[STATED EXERCISE] Present the data, from its first line up to and including the line with "taskbar-onenote[interactable]: N bbox=[270, 540, 288, 558]", as a Markdown table with two columns: Row, holding a row number, and Entry, holding the line itself. Leave out blank lines.

>> START INFORMATION GIVEN

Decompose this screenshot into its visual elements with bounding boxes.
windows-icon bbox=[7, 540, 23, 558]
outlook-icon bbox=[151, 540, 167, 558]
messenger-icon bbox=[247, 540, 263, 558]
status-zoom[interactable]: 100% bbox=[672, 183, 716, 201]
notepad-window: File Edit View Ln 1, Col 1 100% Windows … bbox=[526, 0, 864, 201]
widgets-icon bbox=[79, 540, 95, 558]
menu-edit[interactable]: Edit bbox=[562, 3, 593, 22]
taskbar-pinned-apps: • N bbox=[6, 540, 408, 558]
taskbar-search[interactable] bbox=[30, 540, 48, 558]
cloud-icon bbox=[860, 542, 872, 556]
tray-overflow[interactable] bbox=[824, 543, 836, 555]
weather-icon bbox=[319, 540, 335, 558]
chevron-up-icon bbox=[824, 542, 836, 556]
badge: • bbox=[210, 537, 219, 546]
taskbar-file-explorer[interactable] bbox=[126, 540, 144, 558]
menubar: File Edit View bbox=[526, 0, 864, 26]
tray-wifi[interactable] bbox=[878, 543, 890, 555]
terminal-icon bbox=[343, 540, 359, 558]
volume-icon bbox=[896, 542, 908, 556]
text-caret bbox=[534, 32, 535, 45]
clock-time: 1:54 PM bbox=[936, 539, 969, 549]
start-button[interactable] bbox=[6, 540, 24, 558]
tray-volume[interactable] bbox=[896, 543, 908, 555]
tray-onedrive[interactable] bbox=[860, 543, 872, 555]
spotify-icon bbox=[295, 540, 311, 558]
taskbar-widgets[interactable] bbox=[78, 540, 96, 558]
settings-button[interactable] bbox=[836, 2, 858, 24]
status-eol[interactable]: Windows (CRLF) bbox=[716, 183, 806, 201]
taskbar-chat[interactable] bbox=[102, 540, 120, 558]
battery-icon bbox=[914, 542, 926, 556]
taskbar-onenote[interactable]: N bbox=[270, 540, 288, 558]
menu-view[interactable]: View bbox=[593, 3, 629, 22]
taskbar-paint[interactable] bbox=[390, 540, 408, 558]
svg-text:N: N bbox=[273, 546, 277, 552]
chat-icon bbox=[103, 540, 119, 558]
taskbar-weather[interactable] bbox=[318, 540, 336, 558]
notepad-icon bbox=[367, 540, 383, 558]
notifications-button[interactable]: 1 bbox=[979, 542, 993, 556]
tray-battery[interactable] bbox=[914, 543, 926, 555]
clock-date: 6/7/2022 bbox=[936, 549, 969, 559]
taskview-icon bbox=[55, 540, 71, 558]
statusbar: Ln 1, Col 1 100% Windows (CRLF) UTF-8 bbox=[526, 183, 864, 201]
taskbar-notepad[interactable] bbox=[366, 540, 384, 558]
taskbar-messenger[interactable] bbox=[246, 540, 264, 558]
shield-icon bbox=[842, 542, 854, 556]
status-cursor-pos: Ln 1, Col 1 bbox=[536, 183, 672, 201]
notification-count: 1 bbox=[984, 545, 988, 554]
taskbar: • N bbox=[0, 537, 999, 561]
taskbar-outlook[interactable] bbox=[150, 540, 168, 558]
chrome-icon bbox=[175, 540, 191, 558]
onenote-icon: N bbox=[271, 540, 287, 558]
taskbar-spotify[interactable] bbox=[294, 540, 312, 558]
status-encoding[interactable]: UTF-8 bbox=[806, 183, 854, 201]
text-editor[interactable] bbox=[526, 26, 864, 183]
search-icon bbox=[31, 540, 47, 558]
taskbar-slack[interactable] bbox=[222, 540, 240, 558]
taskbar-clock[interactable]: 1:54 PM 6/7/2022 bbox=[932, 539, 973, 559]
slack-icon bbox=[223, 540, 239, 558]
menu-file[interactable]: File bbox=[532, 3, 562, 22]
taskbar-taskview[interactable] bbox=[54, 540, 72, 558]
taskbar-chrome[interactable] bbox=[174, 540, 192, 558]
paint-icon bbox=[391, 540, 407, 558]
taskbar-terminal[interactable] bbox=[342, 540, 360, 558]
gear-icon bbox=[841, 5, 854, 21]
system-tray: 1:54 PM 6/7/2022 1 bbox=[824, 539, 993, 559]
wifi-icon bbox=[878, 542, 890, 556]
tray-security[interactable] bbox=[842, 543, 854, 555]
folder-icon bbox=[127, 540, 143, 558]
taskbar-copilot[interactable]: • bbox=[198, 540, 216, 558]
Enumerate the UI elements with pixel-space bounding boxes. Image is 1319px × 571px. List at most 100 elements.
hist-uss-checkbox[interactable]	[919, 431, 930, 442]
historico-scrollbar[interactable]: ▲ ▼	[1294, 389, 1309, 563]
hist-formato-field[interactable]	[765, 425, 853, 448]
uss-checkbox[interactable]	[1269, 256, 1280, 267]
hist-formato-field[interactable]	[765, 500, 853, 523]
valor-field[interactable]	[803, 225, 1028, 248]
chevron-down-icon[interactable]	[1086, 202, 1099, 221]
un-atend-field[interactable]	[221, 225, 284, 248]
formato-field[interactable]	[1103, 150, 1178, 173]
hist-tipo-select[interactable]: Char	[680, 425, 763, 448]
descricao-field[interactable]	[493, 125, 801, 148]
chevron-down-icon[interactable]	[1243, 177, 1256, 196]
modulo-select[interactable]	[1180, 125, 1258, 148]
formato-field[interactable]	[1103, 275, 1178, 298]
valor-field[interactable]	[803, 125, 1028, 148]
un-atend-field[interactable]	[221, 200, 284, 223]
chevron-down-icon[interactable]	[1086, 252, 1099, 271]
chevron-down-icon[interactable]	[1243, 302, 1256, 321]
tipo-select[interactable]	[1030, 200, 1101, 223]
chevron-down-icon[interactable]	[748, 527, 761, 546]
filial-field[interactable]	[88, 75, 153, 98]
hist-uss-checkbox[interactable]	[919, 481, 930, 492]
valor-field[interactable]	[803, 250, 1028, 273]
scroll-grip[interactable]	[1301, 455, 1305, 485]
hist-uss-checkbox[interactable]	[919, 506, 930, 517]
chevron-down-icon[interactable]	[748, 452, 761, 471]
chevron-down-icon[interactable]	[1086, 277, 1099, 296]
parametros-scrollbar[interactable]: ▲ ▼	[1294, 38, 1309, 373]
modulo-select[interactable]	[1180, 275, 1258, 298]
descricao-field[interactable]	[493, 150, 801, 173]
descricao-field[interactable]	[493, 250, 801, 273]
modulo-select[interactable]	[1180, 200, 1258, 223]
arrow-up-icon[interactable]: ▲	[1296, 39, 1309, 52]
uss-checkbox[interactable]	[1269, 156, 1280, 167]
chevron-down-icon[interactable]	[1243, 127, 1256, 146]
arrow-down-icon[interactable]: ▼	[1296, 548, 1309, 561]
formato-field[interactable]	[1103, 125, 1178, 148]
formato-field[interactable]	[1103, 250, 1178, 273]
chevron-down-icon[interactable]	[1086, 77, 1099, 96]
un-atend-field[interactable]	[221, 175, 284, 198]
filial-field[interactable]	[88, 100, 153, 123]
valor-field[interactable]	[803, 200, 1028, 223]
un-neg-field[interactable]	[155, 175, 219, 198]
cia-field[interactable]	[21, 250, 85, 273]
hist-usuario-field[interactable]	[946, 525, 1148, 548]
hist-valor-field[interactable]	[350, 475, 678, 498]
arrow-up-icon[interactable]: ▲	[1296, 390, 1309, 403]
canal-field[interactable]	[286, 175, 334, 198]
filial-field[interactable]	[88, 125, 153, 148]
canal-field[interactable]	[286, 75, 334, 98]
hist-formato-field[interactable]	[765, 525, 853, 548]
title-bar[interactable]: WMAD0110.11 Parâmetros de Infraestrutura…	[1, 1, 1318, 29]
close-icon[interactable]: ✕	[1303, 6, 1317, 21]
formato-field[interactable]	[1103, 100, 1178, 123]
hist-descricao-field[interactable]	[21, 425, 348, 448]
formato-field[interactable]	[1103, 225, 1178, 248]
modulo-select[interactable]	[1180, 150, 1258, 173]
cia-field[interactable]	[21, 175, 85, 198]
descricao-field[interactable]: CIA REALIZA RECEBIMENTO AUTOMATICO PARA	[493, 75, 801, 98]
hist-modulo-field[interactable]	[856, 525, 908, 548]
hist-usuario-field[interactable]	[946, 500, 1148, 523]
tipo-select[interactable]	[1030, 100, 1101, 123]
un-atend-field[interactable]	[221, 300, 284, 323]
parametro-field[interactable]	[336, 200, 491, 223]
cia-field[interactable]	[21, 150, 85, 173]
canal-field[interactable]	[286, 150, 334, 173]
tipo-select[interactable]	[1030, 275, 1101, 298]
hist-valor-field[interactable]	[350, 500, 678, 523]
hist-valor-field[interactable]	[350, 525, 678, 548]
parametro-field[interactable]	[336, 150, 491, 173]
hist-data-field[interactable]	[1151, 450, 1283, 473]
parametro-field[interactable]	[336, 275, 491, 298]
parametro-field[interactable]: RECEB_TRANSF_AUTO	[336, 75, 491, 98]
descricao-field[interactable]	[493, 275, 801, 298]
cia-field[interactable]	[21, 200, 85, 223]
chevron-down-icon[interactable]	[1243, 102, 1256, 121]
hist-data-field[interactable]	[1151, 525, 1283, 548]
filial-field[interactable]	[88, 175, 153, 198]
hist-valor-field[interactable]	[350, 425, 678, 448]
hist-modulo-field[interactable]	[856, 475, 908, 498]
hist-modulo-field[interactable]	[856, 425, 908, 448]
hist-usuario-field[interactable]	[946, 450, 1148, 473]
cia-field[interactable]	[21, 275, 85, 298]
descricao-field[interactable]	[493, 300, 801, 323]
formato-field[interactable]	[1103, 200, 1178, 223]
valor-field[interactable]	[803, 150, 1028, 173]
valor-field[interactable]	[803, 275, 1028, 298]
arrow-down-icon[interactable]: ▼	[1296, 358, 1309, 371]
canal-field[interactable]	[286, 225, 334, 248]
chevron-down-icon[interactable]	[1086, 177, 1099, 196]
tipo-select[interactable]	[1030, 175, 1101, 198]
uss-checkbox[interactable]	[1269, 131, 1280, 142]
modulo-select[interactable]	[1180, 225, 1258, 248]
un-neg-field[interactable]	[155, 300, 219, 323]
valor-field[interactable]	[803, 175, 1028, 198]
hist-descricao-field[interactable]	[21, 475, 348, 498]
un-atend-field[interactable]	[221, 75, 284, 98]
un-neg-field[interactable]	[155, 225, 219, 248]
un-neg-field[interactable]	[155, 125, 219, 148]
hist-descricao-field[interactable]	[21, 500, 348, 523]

>> END INFORMATION GIVEN

[EXERCISE SOLUTION]
| Row | Entry |
|---|---|
| 1 | Decompose this screenshot into its visual elements with bounding boxes. |
| 2 | windows-icon bbox=[7, 540, 23, 558] |
| 3 | outlook-icon bbox=[151, 540, 167, 558] |
| 4 | messenger-icon bbox=[247, 540, 263, 558] |
| 5 | status-zoom[interactable]: 100% bbox=[672, 183, 716, 201] |
| 6 | notepad-window: File Edit View Ln 1, Col 1 100% Windows … bbox=[526, 0, 864, 201] |
| 7 | widgets-icon bbox=[79, 540, 95, 558] |
| 8 | menu-edit[interactable]: Edit bbox=[562, 3, 593, 22] |
| 9 | taskbar-pinned-apps: • N bbox=[6, 540, 408, 558] |
| 10 | taskbar-search[interactable] bbox=[30, 540, 48, 558] |
| 11 | cloud-icon bbox=[860, 542, 872, 556] |
| 12 | tray-overflow[interactable] bbox=[824, 543, 836, 555] |
| 13 | weather-icon bbox=[319, 540, 335, 558] |
| 14 | chevron-up-icon bbox=[824, 542, 836, 556] |
| 15 | badge: • bbox=[210, 537, 219, 546] |
| 16 | taskbar-file-explorer[interactable] bbox=[126, 540, 144, 558] |
| 17 | menubar: File Edit View bbox=[526, 0, 864, 26] |
| 18 | tray-wifi[interactable] bbox=[878, 543, 890, 555] |
| 19 | terminal-icon bbox=[343, 540, 359, 558] |
| 20 | volume-icon bbox=[896, 542, 908, 556] |
| 21 | text-caret bbox=[534, 32, 535, 45] |
| 22 | clock-time: 1:54 PM bbox=[936, 539, 969, 549] |
| 23 | start-button[interactable] bbox=[6, 540, 24, 558] |
| 24 | tray-volume[interactable] bbox=[896, 543, 908, 555] |
| 25 | tray-onedrive[interactable] bbox=[860, 543, 872, 555] |
| 26 | spotify-icon bbox=[295, 540, 311, 558] |
| 27 | taskbar-widgets[interactable] bbox=[78, 540, 96, 558] |
| 28 | settings-button[interactable] bbox=[836, 2, 858, 24] |
| 29 | status-eol[interactable]: Windows (CRLF) bbox=[716, 183, 806, 201] |
| 30 | taskbar-chat[interactable] bbox=[102, 540, 120, 558] |
| 31 | battery-icon bbox=[914, 542, 926, 556] |
| 32 | taskbar-onenote[interactable]: N bbox=[270, 540, 288, 558] |